## Goal
Write out the full set of records exactly. Any pictures in them do not belong in the copy.

- - - - - - -

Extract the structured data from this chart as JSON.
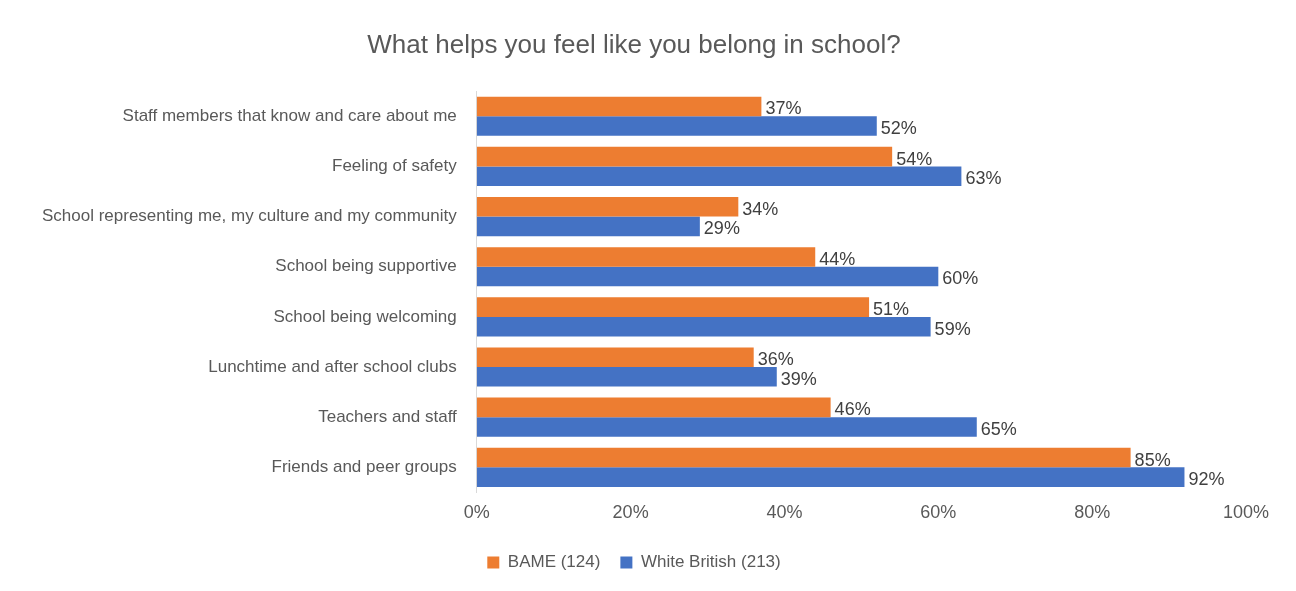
{
  "chart_data": {
    "type": "bar",
    "orientation": "horizontal",
    "title": "What helps you feel like you belong in school?",
    "categories": [
      "Staff members that know and care about me",
      "Feeling of safety",
      "School representing me, my culture and my community",
      "School being supportive",
      "School being welcoming",
      "Lunchtime and after school clubs",
      "Teachers and staff",
      "Friends and peer groups"
    ],
    "series": [
      {
        "name": "BAME (124)",
        "color": "#ed7d31",
        "values": [
          37,
          54,
          34,
          44,
          51,
          36,
          46,
          85
        ],
        "value_labels": [
          "37%",
          "54%",
          "34%",
          "44%",
          "51%",
          "36%",
          "46%",
          "85%"
        ]
      },
      {
        "name": "White British (213)",
        "color": "#4472c4",
        "values": [
          52,
          63,
          29,
          60,
          59,
          39,
          65,
          92
        ],
        "value_labels": [
          "52%",
          "63%",
          "29%",
          "60%",
          "59%",
          "39%",
          "65%",
          "92%"
        ]
      }
    ],
    "xlim": [
      0,
      100
    ],
    "xticks": [
      {
        "value": 0,
        "label": "0%"
      },
      {
        "value": 20,
        "label": "20%"
      },
      {
        "value": 40,
        "label": "40%"
      },
      {
        "value": 60,
        "label": "60%"
      },
      {
        "value": 80,
        "label": "80%"
      },
      {
        "value": 100,
        "label": "100%"
      }
    ],
    "grid": false,
    "legend": "bottom"
  }
}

- - - - - - -

## Response to this task
Extract the structured data from this chart as JSON.
{
  "chart_data": {
    "type": "bar",
    "orientation": "horizontal",
    "title": "What helps you feel like you belong in school?",
    "categories": [
      "Staff members that know and care about me",
      "Feeling of safety",
      "School representing me, my culture and my community",
      "School being supportive",
      "School being welcoming",
      "Lunchtime and after school clubs",
      "Teachers and staff",
      "Friends and peer groups"
    ],
    "series": [
      {
        "name": "BAME (124)",
        "color": "#ed7d31",
        "values": [
          37,
          54,
          34,
          44,
          51,
          36,
          46,
          85
        ],
        "value_labels": [
          "37%",
          "54%",
          "34%",
          "44%",
          "51%",
          "36%",
          "46%",
          "85%"
        ]
      },
      {
        "name": "White British (213)",
        "color": "#4472c4",
        "values": [
          52,
          63,
          29,
          60,
          59,
          39,
          65,
          92
        ],
        "value_labels": [
          "52%",
          "63%",
          "29%",
          "60%",
          "59%",
          "39%",
          "65%",
          "92%"
        ]
      }
    ],
    "xlim": [
      0,
      100
    ],
    "xticks": [
      {
        "value": 0,
        "label": "0%"
      },
      {
        "value": 20,
        "label": "20%"
      },
      {
        "value": 40,
        "label": "40%"
      },
      {
        "value": 60,
        "label": "60%"
      },
      {
        "value": 80,
        "label": "80%"
      },
      {
        "value": 100,
        "label": "100%"
      }
    ],
    "grid": false,
    "legend": "bottom"
  }
}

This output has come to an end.